(Entries from a dataset)
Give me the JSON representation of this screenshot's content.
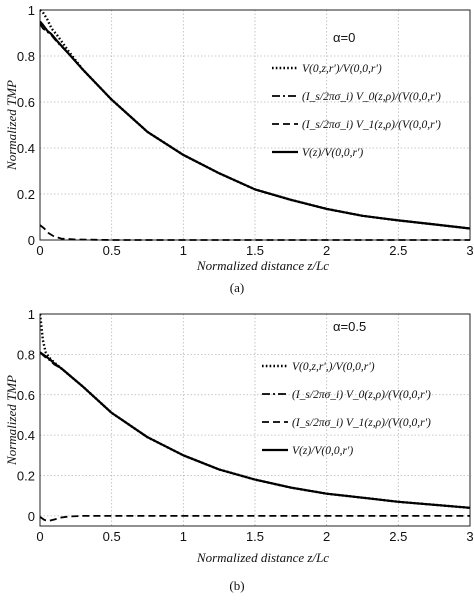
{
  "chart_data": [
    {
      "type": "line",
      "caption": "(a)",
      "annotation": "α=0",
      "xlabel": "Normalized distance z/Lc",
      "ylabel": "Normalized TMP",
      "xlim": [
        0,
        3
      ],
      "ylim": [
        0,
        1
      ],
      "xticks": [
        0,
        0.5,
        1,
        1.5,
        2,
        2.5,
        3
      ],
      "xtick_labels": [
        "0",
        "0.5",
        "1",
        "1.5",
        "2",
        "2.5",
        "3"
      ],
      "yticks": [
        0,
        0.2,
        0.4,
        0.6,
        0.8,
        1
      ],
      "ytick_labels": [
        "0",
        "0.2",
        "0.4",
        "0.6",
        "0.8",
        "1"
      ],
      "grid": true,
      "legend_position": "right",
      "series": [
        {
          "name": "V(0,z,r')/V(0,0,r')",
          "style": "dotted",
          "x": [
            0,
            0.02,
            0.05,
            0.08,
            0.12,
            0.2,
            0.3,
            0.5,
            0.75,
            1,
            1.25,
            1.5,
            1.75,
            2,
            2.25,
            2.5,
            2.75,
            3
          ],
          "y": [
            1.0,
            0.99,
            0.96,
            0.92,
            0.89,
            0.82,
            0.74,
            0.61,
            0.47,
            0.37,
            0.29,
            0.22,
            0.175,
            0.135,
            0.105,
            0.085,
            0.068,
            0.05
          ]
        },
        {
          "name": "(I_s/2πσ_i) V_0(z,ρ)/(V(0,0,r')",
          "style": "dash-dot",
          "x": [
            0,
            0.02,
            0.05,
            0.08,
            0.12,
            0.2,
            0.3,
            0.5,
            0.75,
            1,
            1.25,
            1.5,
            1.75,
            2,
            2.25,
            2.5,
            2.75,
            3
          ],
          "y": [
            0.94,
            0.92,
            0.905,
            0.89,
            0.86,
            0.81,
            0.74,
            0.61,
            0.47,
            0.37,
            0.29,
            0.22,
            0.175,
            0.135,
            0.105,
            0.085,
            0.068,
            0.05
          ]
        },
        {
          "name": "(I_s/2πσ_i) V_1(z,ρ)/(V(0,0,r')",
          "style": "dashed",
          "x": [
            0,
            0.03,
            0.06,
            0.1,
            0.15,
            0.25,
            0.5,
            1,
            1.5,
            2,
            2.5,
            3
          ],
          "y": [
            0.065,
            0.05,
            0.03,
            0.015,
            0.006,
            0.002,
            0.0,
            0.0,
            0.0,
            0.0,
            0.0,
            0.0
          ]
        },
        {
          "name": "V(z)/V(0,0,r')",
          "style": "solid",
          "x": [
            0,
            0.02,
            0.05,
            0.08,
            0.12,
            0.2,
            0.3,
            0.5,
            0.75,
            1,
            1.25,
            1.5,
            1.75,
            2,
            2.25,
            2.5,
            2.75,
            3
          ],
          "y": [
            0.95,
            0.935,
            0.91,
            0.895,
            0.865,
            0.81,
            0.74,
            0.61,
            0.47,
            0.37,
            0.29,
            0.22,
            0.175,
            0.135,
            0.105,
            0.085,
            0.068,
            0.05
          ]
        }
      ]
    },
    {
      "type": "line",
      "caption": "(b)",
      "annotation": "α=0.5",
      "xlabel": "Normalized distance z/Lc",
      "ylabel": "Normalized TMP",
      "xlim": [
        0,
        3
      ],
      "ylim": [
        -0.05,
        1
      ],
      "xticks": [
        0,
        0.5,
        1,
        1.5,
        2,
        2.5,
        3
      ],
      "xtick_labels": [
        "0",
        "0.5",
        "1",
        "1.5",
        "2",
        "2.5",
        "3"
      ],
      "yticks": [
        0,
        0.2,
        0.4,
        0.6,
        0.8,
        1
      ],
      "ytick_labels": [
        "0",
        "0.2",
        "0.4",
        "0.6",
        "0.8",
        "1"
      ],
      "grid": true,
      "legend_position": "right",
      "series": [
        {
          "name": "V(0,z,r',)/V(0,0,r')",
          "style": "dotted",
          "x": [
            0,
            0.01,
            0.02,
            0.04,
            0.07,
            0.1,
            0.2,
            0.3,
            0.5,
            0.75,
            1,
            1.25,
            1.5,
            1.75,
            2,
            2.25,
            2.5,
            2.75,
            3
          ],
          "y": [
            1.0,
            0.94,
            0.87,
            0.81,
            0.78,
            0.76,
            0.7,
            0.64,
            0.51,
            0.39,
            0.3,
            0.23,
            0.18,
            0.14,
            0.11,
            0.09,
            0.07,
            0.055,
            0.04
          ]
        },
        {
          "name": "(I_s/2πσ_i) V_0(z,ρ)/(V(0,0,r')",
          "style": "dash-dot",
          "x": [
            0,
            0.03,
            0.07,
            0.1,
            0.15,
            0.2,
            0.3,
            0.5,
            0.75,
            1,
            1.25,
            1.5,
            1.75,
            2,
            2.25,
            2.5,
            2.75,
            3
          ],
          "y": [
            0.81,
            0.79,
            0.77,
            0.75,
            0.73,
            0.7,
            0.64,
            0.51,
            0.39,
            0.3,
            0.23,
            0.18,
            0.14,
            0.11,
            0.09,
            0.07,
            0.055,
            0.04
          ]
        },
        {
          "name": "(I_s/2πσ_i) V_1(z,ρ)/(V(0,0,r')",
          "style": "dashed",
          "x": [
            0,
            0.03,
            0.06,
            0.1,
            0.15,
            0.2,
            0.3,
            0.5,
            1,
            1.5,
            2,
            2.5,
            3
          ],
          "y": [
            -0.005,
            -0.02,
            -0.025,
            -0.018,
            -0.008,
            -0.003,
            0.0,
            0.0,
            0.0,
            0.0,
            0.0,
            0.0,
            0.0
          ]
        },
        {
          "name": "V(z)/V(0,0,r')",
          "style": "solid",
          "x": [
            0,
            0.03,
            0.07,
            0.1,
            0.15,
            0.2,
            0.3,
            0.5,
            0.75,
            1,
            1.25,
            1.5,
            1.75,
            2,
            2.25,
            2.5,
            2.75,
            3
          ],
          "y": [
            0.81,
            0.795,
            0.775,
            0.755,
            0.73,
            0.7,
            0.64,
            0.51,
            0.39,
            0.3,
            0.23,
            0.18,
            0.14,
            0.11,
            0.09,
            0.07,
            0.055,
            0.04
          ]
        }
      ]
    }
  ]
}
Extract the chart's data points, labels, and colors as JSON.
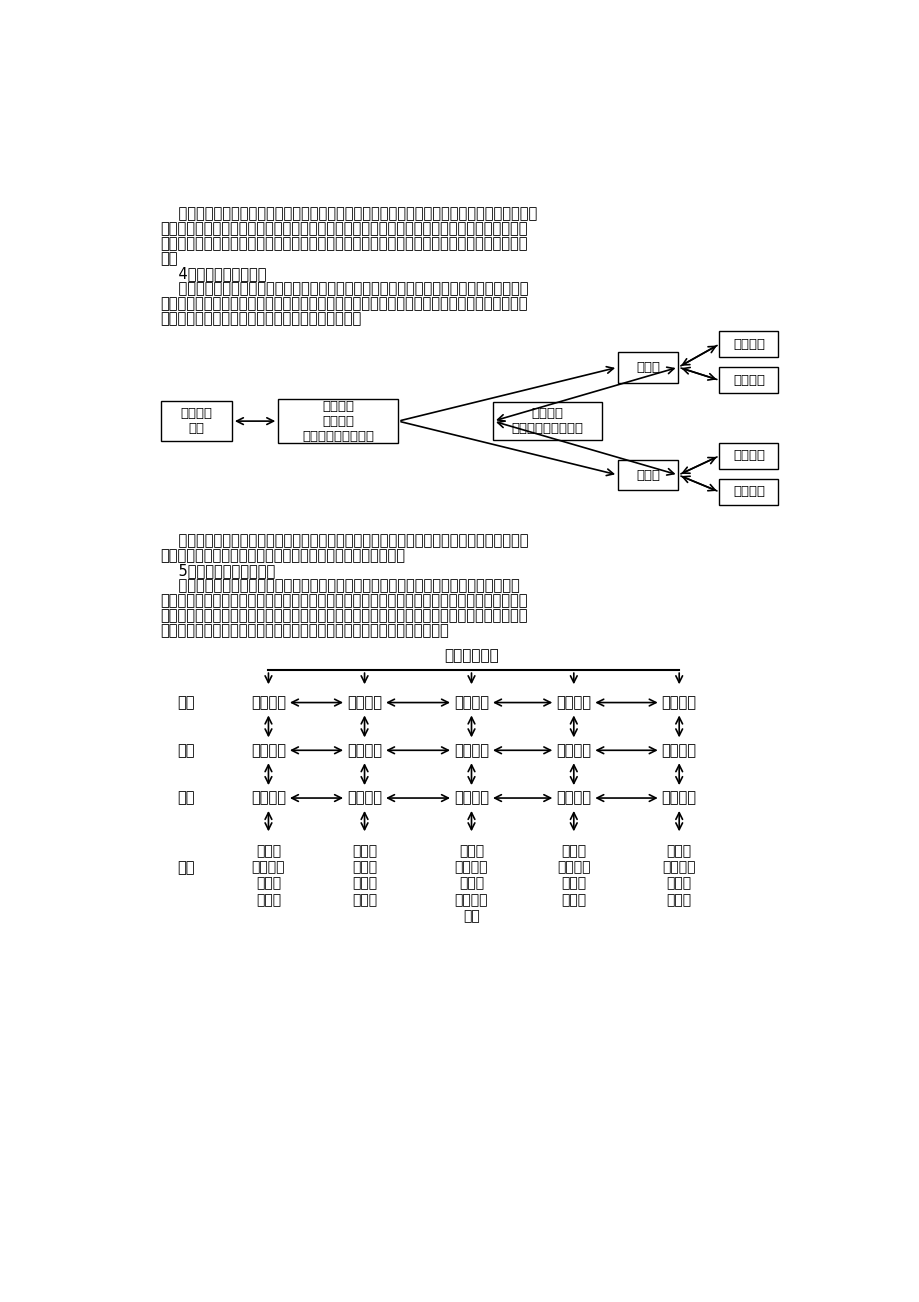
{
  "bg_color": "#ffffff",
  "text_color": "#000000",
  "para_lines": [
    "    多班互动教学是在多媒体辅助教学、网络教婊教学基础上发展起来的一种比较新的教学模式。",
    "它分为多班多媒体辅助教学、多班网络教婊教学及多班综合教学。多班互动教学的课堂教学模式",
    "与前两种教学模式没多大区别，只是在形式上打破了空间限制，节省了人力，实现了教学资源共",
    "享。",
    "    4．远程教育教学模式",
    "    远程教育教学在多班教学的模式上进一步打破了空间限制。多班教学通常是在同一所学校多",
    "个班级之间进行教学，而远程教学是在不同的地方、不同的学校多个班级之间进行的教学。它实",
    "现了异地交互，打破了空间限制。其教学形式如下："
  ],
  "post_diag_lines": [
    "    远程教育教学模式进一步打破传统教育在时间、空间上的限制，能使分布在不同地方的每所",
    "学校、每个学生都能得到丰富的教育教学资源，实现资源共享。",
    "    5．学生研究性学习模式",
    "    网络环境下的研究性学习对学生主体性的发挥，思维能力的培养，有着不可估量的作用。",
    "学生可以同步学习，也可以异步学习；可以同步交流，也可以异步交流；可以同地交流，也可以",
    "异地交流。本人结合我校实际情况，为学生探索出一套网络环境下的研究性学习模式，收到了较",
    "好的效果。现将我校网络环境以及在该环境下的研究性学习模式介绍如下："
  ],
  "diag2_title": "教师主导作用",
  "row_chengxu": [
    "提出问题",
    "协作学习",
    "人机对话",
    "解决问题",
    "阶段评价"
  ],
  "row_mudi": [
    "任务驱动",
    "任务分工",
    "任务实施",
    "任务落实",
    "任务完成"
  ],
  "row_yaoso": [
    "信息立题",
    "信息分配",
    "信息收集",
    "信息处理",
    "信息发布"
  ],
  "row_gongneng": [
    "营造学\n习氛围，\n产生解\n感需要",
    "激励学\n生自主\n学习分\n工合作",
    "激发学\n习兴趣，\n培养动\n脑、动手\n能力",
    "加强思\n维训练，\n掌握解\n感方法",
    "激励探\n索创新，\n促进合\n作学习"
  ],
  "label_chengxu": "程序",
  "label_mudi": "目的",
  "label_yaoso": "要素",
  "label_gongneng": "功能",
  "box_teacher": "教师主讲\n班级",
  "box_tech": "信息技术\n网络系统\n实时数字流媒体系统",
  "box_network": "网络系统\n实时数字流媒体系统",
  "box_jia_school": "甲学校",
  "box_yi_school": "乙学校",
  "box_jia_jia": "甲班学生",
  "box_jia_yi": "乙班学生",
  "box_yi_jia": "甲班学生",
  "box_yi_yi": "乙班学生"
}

==

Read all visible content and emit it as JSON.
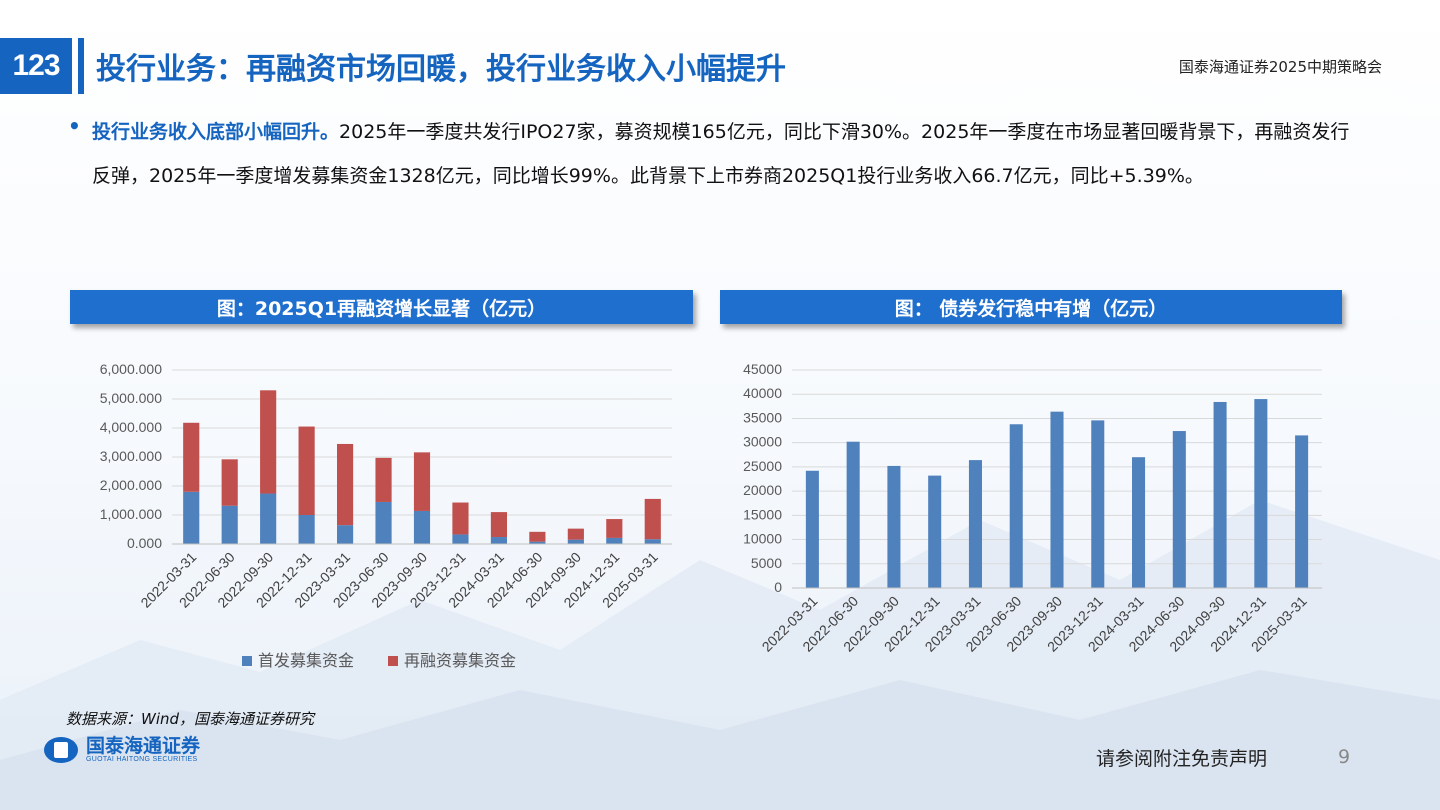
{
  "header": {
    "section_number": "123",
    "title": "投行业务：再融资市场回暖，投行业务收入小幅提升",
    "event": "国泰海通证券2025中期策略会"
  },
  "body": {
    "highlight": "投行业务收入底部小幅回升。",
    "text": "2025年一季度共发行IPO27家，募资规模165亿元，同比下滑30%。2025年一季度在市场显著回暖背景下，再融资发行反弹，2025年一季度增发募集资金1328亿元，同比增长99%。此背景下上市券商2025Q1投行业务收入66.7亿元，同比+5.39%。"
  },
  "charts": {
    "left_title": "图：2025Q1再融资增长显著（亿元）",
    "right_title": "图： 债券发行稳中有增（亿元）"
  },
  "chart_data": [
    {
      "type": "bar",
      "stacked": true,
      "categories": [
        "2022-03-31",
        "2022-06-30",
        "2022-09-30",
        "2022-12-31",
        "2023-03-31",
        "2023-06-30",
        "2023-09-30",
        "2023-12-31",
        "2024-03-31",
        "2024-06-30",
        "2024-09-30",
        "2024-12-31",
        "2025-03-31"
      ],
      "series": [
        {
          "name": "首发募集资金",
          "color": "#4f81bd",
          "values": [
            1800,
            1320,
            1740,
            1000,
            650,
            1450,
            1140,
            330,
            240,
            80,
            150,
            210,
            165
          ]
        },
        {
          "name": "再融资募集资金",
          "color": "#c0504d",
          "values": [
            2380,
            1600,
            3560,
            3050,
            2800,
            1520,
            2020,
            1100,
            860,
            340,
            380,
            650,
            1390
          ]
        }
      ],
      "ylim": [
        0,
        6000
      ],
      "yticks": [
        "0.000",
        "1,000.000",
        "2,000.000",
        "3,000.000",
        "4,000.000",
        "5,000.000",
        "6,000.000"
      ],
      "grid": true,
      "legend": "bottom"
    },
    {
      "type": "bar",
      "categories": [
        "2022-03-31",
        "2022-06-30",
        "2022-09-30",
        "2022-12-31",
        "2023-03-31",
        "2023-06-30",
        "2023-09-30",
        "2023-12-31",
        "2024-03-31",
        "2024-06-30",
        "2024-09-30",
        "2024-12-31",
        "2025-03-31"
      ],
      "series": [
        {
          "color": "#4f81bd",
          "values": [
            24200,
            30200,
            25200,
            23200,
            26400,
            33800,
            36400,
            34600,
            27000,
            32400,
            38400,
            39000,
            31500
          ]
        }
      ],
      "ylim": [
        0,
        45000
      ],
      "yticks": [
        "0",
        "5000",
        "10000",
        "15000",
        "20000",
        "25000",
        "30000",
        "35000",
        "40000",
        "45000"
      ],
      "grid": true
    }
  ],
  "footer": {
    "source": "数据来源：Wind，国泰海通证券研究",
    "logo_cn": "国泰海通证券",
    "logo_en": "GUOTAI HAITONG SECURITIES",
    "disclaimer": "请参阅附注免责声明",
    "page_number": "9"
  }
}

§ DO THIS
Pull every line holding "content" out of the records.

§ REPLY TO THE EXERCISE
Give me the JSON representation of this screenshot's content.
Read all visible content and emit it as JSON.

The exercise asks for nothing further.